§ The records:
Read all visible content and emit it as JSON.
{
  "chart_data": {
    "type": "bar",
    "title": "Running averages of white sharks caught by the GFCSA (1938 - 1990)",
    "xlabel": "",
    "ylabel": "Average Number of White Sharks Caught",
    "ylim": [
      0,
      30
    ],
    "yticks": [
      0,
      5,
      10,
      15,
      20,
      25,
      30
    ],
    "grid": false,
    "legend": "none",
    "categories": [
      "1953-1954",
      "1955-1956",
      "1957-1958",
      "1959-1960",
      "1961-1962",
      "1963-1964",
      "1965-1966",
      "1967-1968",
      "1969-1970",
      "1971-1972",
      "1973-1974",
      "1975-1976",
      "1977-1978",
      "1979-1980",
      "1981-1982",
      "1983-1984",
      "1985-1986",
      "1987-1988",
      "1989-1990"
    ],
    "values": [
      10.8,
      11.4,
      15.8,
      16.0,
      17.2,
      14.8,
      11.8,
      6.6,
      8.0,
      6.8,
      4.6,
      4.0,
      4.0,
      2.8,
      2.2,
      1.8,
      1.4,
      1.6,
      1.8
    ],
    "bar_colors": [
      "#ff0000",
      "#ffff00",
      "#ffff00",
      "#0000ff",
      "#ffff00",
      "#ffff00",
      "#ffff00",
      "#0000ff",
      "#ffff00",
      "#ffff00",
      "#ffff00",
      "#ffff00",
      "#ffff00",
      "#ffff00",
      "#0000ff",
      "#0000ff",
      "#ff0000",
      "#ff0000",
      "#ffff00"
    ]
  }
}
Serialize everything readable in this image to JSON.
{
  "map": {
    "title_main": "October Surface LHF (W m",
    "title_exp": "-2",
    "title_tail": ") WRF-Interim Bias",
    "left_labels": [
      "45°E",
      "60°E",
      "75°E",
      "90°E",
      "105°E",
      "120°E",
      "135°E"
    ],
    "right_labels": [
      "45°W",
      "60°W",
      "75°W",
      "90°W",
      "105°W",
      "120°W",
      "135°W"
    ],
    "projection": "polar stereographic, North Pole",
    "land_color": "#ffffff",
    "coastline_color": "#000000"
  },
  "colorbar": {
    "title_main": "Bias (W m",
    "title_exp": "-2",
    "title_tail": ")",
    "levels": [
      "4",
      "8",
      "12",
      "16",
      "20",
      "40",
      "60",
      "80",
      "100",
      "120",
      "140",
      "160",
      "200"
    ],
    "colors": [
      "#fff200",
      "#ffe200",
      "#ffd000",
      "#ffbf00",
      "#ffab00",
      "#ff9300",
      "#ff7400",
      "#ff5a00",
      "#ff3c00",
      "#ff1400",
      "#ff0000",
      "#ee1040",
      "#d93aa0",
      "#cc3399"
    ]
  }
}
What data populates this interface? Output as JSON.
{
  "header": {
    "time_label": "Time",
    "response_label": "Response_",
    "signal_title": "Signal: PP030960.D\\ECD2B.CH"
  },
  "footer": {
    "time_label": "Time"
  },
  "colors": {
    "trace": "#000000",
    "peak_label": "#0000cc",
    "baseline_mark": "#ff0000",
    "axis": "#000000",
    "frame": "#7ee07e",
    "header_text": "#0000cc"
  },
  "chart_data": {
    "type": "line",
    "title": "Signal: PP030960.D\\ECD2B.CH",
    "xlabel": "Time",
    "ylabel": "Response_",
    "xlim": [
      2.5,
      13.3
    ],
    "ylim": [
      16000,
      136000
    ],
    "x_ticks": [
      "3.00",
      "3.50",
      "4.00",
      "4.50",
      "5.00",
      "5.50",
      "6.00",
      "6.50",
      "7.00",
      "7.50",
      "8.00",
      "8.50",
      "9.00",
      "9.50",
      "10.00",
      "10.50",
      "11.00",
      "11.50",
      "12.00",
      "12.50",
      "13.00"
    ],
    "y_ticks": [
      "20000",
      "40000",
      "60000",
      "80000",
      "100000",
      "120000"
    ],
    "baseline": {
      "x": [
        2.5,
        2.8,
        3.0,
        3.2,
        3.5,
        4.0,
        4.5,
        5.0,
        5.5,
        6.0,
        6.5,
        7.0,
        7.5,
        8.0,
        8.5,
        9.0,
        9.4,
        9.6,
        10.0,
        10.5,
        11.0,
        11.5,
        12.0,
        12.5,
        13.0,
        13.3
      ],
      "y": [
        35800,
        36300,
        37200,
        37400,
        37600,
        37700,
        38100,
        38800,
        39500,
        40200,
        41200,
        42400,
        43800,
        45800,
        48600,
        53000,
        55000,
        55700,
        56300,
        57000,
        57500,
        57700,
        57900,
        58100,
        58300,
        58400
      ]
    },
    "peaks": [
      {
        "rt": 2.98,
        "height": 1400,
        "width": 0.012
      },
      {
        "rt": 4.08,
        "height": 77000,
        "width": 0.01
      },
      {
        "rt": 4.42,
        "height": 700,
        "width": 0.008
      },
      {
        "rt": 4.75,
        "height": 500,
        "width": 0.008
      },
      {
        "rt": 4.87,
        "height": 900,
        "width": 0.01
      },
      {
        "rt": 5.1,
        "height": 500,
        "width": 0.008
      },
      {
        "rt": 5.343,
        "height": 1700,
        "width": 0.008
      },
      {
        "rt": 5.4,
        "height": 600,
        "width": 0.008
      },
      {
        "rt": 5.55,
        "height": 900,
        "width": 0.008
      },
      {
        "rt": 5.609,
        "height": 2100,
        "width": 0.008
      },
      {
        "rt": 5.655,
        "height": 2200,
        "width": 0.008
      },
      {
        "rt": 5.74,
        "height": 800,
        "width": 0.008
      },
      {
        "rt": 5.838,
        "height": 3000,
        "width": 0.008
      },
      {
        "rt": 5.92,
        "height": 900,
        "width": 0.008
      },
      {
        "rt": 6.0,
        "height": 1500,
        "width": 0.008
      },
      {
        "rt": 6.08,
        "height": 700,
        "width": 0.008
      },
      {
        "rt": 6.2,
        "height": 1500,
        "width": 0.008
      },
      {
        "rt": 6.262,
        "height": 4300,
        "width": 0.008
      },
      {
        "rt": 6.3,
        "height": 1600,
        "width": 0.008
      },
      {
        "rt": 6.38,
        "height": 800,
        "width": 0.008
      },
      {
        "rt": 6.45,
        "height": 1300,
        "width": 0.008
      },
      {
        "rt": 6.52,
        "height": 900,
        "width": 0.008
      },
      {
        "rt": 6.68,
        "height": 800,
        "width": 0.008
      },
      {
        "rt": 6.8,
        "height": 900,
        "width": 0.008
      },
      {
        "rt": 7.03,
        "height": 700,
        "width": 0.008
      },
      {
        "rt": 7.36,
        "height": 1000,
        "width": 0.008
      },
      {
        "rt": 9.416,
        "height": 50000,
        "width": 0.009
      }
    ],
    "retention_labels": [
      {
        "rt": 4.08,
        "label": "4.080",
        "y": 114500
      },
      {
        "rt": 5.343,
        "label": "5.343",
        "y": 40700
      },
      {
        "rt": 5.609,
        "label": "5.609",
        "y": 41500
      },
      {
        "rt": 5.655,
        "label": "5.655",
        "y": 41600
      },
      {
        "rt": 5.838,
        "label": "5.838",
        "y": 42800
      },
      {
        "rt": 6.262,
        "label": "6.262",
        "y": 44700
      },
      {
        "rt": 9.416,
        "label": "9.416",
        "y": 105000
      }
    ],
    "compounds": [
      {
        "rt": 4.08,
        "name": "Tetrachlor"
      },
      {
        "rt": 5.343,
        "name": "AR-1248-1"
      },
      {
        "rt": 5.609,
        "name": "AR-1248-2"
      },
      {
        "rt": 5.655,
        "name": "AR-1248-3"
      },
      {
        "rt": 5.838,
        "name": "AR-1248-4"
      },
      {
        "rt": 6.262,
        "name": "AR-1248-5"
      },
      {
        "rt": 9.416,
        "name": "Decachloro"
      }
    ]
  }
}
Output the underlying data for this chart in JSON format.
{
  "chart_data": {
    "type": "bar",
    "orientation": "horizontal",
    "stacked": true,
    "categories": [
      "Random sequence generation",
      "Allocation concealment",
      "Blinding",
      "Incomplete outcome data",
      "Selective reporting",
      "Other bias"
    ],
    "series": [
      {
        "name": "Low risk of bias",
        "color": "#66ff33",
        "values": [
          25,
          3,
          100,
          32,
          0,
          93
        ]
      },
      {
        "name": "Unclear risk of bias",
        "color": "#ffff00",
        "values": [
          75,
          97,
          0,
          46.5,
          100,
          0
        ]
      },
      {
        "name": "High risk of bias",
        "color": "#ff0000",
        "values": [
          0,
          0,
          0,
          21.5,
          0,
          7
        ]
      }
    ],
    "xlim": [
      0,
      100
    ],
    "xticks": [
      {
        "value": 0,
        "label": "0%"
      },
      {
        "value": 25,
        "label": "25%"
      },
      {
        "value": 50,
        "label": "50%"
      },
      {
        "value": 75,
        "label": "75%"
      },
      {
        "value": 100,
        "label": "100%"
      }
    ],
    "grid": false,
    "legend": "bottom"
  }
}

§ Aim of the exercise:
Scan the material above. Copy each line where "name" occurs.

§ Solution for this task:
        "name": "Tetrachlor"
        "name": "AR-1248-1"
        "name": "AR-1248-2"
        "name": "AR-1248-3"
        "name": "AR-1248-4"
        "name": "AR-1248-5"
        "name": "Decachloro"
        "name": "Low risk of bias",
        "name": "Unclear risk of bias",
        "name": "High risk of bias",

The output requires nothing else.